> PROBLEM:
Retype the whole listing verbatim and keep the pictures out of it.
>> Begin
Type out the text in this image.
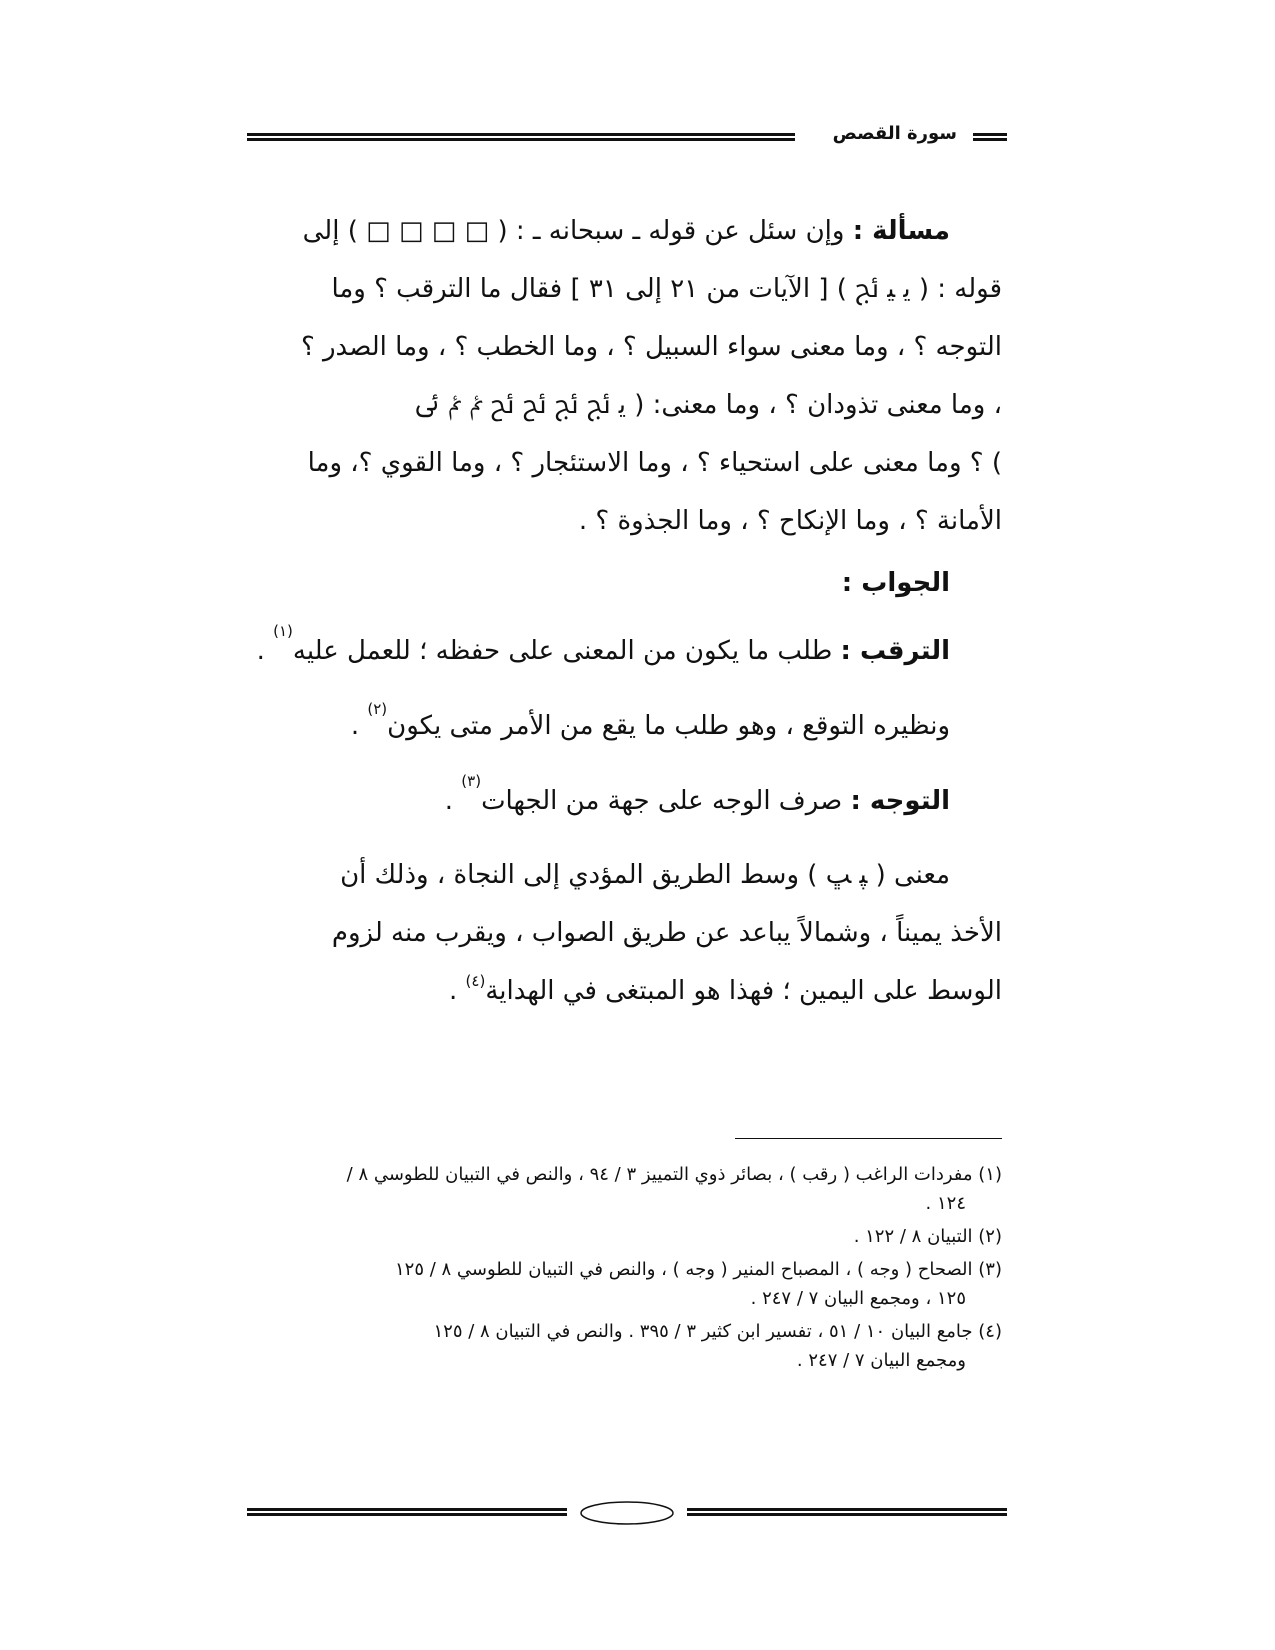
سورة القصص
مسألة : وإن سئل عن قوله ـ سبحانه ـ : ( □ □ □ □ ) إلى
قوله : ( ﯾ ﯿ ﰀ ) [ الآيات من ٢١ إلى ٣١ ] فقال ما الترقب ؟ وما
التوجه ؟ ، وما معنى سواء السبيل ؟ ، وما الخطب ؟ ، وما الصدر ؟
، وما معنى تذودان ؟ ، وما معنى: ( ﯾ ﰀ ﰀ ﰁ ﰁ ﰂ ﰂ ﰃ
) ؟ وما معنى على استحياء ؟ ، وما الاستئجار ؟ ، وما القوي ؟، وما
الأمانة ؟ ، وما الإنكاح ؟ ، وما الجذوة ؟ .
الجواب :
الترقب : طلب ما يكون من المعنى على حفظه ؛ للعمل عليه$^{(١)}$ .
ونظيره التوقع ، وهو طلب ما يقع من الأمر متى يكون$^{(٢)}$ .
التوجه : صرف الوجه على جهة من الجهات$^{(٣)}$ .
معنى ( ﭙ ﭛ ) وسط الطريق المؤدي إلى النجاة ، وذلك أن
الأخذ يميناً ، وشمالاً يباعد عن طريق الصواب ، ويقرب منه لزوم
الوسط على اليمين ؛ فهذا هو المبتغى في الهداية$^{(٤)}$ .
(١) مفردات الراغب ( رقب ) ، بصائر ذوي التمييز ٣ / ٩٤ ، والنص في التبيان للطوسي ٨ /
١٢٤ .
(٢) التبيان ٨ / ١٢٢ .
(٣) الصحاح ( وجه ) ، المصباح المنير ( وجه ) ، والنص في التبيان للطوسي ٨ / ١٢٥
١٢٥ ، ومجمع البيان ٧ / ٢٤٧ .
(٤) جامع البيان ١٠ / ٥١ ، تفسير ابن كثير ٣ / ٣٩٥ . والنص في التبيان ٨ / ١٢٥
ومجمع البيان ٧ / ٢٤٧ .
>> End
> COMPLETED TASK:
Type out the text in this image.
سورة القصص
مسألة : وإن سئل عن قوله ـ سبحانه ـ : ( □ □ □ □ ) إلى
قوله : ( ﯾ ﯿ ﰀ ) [ الآيات من ٢١ إلى ٣١ ] فقال ما الترقب ؟ وما
التوجه ؟ ، وما معنى سواء السبيل ؟ ، وما الخطب ؟ ، وما الصدر ؟
، وما معنى تذودان ؟ ، وما معنى: ( ﯾ ﰀ ﰀ ﰁ ﰁ ﰂ ﰂ ﰃ
) ؟ وما معنى على استحياء ؟ ، وما الاستئجار ؟ ، وما القوي ؟، وما
الأمانة ؟ ، وما الإنكاح ؟ ، وما الجذوة ؟ .
الجواب :
الترقب : طلب ما يكون من المعنى على حفظه ؛ للعمل عليه$^{(١)}$ .
ونظيره التوقع ، وهو طلب ما يقع من الأمر متى يكون$^{(٢)}$ .
التوجه : صرف الوجه على جهة من الجهات$^{(٣)}$ .
معنى ( ﭙ ﭛ ) وسط الطريق المؤدي إلى النجاة ، وذلك أن
الأخذ يميناً ، وشمالاً يباعد عن طريق الصواب ، ويقرب منه لزوم
الوسط على اليمين ؛ فهذا هو المبتغى في الهداية$^{(٤)}$ .
(١) مفردات الراغب ( رقب ) ، بصائر ذوي التمييز ٣ / ٩٤ ، والنص في التبيان للطوسي ٨ /
١٢٤ .
(٢) التبيان ٨ / ١٢٢ .
(٣) الصحاح ( وجه ) ، المصباح المنير ( وجه ) ، والنص في التبيان للطوسي ٨ / ١٢٥
١٢٥ ، ومجمع البيان ٧ / ٢٤٧ .
(٤) جامع البيان ١٠ / ٥١ ، تفسير ابن كثير ٣ / ٣٩٥ . والنص في التبيان ٨ / ١٢٥
ومجمع البيان ٧ / ٢٤٧ .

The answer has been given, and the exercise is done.